* _What you should do_:
Report how many lines of the entries below contain the word "Paddle", and nothing more.

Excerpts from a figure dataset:
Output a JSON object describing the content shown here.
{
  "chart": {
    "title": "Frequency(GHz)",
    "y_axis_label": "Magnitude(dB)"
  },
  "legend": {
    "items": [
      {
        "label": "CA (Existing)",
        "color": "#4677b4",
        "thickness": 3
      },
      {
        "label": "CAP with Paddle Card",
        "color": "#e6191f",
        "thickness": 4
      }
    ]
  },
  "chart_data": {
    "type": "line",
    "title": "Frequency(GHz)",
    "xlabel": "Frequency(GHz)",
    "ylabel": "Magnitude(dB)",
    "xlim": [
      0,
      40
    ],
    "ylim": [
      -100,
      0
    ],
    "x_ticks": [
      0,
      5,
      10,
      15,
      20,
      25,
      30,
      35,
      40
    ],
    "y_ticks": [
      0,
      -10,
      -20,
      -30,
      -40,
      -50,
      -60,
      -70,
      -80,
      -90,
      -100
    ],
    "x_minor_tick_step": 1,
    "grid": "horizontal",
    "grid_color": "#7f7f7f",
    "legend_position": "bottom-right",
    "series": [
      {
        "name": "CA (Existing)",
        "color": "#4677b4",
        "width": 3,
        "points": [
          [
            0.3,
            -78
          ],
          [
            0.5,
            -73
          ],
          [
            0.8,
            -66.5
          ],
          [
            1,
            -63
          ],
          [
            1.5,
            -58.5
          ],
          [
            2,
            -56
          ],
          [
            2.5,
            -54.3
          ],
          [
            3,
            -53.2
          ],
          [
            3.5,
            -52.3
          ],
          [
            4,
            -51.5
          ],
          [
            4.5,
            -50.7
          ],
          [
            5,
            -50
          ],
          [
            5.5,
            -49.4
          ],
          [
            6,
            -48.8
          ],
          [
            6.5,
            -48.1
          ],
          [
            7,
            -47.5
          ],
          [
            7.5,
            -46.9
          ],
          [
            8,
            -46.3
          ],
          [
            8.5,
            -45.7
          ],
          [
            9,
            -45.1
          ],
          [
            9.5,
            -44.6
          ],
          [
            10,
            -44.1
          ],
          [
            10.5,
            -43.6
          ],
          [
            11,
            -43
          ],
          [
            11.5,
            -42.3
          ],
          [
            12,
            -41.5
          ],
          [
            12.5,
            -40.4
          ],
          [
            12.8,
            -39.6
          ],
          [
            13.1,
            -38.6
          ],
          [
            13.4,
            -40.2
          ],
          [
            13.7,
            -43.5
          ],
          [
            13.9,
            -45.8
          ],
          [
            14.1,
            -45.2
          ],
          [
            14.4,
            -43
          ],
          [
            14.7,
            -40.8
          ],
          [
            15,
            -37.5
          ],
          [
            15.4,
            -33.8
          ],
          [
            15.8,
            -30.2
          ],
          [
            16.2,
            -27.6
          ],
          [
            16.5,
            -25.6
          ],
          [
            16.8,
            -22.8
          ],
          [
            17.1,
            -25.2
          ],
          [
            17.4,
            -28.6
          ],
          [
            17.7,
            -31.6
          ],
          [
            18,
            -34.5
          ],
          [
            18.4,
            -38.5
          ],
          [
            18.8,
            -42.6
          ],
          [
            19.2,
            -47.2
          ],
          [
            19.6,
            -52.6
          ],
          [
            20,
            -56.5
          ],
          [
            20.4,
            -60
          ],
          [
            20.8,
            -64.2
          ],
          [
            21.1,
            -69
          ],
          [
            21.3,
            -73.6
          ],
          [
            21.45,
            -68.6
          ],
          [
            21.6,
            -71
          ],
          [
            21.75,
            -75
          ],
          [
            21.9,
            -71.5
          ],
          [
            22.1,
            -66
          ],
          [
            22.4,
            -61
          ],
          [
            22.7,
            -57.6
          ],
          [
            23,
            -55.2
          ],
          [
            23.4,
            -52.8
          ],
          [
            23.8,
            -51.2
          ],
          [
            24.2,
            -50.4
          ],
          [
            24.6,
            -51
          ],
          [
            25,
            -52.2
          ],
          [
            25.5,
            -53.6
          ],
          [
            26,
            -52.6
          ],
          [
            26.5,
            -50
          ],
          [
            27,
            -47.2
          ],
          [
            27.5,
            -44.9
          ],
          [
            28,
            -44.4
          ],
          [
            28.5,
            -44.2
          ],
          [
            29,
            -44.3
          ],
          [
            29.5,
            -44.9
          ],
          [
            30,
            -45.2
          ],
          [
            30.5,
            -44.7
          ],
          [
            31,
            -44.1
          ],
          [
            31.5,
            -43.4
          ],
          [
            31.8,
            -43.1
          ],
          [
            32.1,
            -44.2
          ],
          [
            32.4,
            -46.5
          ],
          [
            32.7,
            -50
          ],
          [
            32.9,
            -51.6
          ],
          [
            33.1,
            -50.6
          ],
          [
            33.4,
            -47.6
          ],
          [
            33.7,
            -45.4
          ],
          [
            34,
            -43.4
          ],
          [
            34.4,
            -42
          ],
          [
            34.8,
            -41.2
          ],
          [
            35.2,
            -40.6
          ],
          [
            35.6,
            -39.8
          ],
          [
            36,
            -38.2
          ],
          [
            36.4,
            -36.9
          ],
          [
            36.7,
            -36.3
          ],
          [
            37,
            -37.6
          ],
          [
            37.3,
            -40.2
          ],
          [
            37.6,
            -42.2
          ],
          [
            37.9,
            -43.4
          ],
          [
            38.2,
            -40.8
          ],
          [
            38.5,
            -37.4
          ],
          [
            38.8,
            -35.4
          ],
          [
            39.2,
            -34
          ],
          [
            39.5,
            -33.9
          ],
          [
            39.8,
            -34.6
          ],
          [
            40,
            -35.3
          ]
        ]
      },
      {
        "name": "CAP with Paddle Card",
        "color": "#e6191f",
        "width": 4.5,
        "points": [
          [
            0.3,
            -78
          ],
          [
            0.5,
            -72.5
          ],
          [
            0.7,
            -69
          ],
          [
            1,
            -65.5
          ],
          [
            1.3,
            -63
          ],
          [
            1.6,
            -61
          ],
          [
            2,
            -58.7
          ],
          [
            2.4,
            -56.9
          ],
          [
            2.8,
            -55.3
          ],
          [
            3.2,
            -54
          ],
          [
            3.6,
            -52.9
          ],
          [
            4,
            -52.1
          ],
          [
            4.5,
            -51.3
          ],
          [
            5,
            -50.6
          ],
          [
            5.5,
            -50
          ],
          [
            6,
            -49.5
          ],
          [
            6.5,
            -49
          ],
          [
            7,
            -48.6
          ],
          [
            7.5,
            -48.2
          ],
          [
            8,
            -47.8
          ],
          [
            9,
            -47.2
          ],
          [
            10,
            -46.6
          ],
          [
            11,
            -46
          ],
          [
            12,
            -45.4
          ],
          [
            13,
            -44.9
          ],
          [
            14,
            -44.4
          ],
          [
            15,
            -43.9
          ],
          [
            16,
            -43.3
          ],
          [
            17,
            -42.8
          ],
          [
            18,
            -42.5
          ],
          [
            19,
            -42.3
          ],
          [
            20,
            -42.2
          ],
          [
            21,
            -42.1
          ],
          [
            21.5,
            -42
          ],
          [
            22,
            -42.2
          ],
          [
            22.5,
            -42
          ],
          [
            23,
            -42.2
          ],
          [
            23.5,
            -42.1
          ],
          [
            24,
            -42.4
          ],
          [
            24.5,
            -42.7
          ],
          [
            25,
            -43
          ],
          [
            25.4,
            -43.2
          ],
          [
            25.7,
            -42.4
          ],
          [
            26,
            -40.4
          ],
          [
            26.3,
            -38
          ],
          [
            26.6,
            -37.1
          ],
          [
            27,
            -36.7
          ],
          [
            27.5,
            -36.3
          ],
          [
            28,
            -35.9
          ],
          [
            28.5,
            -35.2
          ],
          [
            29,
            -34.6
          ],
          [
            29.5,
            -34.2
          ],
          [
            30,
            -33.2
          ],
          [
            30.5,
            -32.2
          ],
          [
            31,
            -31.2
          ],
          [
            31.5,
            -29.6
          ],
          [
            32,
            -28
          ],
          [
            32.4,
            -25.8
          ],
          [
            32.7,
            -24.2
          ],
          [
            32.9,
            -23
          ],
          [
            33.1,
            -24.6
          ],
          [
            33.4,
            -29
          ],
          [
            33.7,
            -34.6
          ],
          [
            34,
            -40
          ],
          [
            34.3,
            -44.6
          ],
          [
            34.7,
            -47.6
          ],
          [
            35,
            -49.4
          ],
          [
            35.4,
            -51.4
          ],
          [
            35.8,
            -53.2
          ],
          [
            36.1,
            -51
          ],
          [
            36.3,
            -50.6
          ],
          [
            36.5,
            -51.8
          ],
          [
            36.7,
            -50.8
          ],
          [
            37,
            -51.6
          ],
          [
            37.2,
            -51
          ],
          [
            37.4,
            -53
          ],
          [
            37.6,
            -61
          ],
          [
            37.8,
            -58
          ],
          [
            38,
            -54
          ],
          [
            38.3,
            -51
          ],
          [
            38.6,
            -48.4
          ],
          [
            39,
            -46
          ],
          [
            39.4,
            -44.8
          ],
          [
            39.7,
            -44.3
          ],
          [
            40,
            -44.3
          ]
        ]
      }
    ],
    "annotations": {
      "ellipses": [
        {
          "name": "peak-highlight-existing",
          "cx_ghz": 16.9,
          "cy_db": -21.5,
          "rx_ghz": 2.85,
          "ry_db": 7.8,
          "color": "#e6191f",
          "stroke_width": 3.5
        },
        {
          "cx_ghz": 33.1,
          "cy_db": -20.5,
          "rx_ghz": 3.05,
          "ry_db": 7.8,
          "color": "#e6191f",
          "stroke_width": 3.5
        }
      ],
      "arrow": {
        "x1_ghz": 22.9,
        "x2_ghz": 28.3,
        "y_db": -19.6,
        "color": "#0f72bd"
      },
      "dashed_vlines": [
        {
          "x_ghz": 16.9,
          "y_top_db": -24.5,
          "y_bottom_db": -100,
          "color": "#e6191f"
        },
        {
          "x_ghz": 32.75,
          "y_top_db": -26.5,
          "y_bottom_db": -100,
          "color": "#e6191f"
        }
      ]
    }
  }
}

* _Task answer_:
2